[[ Passage shown open ]]

Check if model exist and continue routing if not f

2019-07-25 15:35发布

问题:

I have two models that I don't want to have a prefix in front of its URLs. E.g. Users and Posts

If I have a URL https://example.com/title-of-the-post and https://example.com/username

I will do something like this in the web.php routes file:

// User
Route::get('{slug}', function ($slug) {
    $user = User::whereSlug($slug)->get();
    return view('users.show', $user);
});

// Post
Route::get('{slug}', function ($slug) {
    $post = Post::whereSlug($slug)->get();
    return view('posts.show', $user);
});

Now the issue I am facing is that the first route is entered and will never reach the second even if there is no model with a matching slug.

How can I exit to the next route (Post) if $user is not found?

Note: I have tried many different exit strategies but none seem to work.

return;
return false;
return null;
// and return nothing

Thanks in advance!

UPDATE:

Another issue is that if I have other resource routes they too get blocked by the first route.

E.g. If I have Route::resource('cars', 'CarController') it generates a /cars path which matches the {slug} and is also being blocked by first User route.

回答1:

I think you already got the idea but I ,kind of, have a similar setup in my application and in my particular case, I also needed to be able to catch multi-segments routes.

So here's how I did it. For example, the last route in my web.php is the following.

Route::get('{catchall}', 'SlugRoutesController@route')->where('catchall', '.*');

The where class ->where('catchall', '.*'); ensures that we are also able to catch slugs that have multiple segments.

For example, the following routes will all be matched:

/blog/this-is-an-article
/user/mozammil/articles

Then, in my SlugRoutesController, I am able to inject my other Controller dependencies.

<?php

namespace App\Http\Controllers;

use App\Post; 
use App\User; 
use PostController;
use UserController; 
use Illuminate\Http\Request;

class HomeController extends Controller
{
    private $postController;
    private $userController;

    /**
     * Create a new controller instance.
     *
     * @return void
     */
    public function __construct(UserController $userController, PostController $postController)
    {
        $this->userController = $userController; 
        $this->postController = $postController; 
    }

    public function route(Request $request, string $slug)

[[ Passage shown closed ]]
[[ Dataset content open ]]

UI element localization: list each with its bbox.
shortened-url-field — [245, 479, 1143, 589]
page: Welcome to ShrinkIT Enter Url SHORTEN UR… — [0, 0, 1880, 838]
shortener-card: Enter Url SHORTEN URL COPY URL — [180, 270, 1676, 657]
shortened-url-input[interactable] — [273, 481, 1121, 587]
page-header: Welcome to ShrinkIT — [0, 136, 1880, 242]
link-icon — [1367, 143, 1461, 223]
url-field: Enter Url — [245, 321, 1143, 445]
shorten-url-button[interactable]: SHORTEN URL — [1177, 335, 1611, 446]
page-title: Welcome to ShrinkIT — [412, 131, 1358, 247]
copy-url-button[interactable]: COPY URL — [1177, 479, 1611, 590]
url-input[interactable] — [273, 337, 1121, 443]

[[ Dataset content closed ]]

Work task => Write the next part of the Laravel routing thread, starting right after its last line.

Answer space =>
    {
        $post = Post::where('slug', $slug)->first(); 
        if(post) {
            return $this->postController->index($request); 
        }

        $user = User::where('slug', $slug)->first(); 
        if($user) {
            return $this->userController->index($request); 
        }

        abort(404);
    }
}

My actual controller is a bit more complex than that, but you get the idea.



回答2:

You should check both of them in one route :

Route::get('{slug}', function ($slug)
{
    $user = User::whereSlug($slug)->first();

    if ($user)
    {
        return view('users.show', $user);
    }
    else
    {
        $post = Post::whereSlug($slug)->first();

        if ($post)
        {
            return view('posts.show', $post);
        }
        else
        {
            abort(404);
        }
    }
});

However, it can be more cleaner. But the concept is there.



回答3:

Not sure if this is best practice but here is what was done to accomplish what I needed.

Created a function on the Post model that checks if the slug is calling a post. It uses both a regex and database lookup.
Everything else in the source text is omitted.